Records from a collection of figures »
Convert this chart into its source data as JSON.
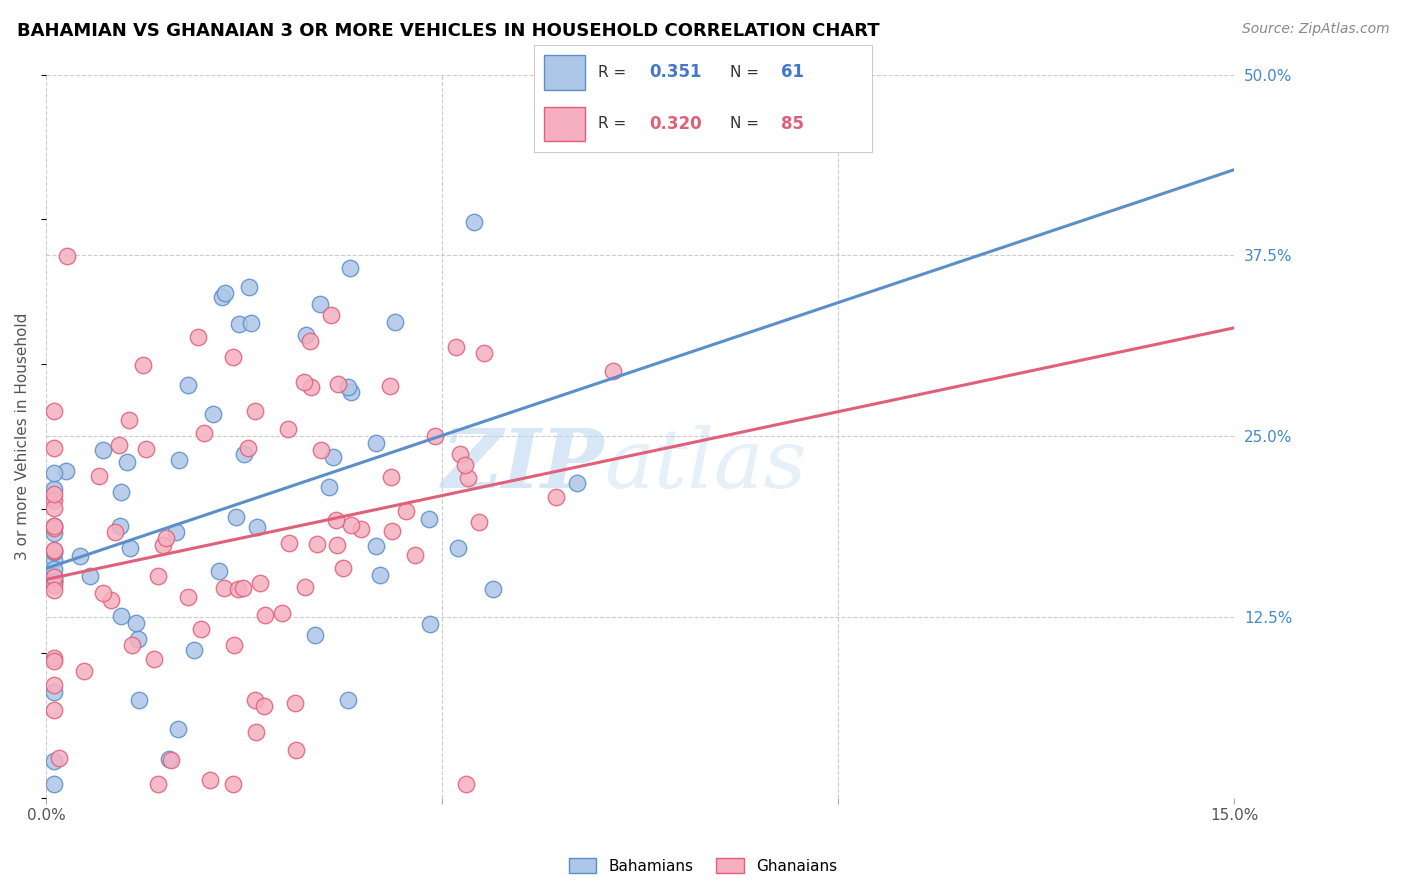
{
  "title": "BAHAMIAN VS GHANAIAN 3 OR MORE VEHICLES IN HOUSEHOLD CORRELATION CHART",
  "source": "Source: ZipAtlas.com",
  "ylabel": "3 or more Vehicles in Household",
  "x_min": 0.0,
  "x_max": 0.15,
  "y_min": 0.0,
  "y_max": 0.5,
  "y_ticks_right": [
    0.125,
    0.25,
    0.375,
    0.5
  ],
  "y_tick_labels_right": [
    "12.5%",
    "25.0%",
    "37.5%",
    "50.0%"
  ],
  "bahamian_color": "#aec6e8",
  "ghanaian_color": "#f5afc0",
  "bahamian_edge_color": "#5b8fc9",
  "ghanaian_edge_color": "#e0607a",
  "bahamian_line_color": "#5b8fc9",
  "ghanaian_line_color": "#e0607a",
  "bahamian_R": 0.351,
  "bahamian_N": 61,
  "ghanaian_R": 0.32,
  "ghanaian_N": 85,
  "legend_label_1": "Bahamians",
  "legend_label_2": "Ghanaians",
  "watermark_zip": "ZIP",
  "watermark_atlas": "atlas",
  "r_color_blue": "#4477cc",
  "r_color_pink": "#e0607a"
}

PROMPT » All of the material above is to be copied exactly, except for its images.

CORRECT RESULT »
Convert this chart into its source data as JSON.
{
  "title": "BAHAMIAN VS GHANAIAN 3 OR MORE VEHICLES IN HOUSEHOLD CORRELATION CHART",
  "source": "Source: ZipAtlas.com",
  "ylabel": "3 or more Vehicles in Household",
  "x_min": 0.0,
  "x_max": 0.15,
  "y_min": 0.0,
  "y_max": 0.5,
  "y_ticks_right": [
    0.125,
    0.25,
    0.375,
    0.5
  ],
  "y_tick_labels_right": [
    "12.5%",
    "25.0%",
    "37.5%",
    "50.0%"
  ],
  "bahamian_color": "#aec6e8",
  "ghanaian_color": "#f5afc0",
  "bahamian_edge_color": "#5b8fc9",
  "ghanaian_edge_color": "#e0607a",
  "bahamian_line_color": "#5b8fc9",
  "ghanaian_line_color": "#e0607a",
  "bahamian_R": 0.351,
  "bahamian_N": 61,
  "ghanaian_R": 0.32,
  "ghanaian_N": 85,
  "legend_label_1": "Bahamians",
  "legend_label_2": "Ghanaians",
  "watermark_zip": "ZIP",
  "watermark_atlas": "atlas",
  "r_color_blue": "#4477cc",
  "r_color_pink": "#e0607a"
}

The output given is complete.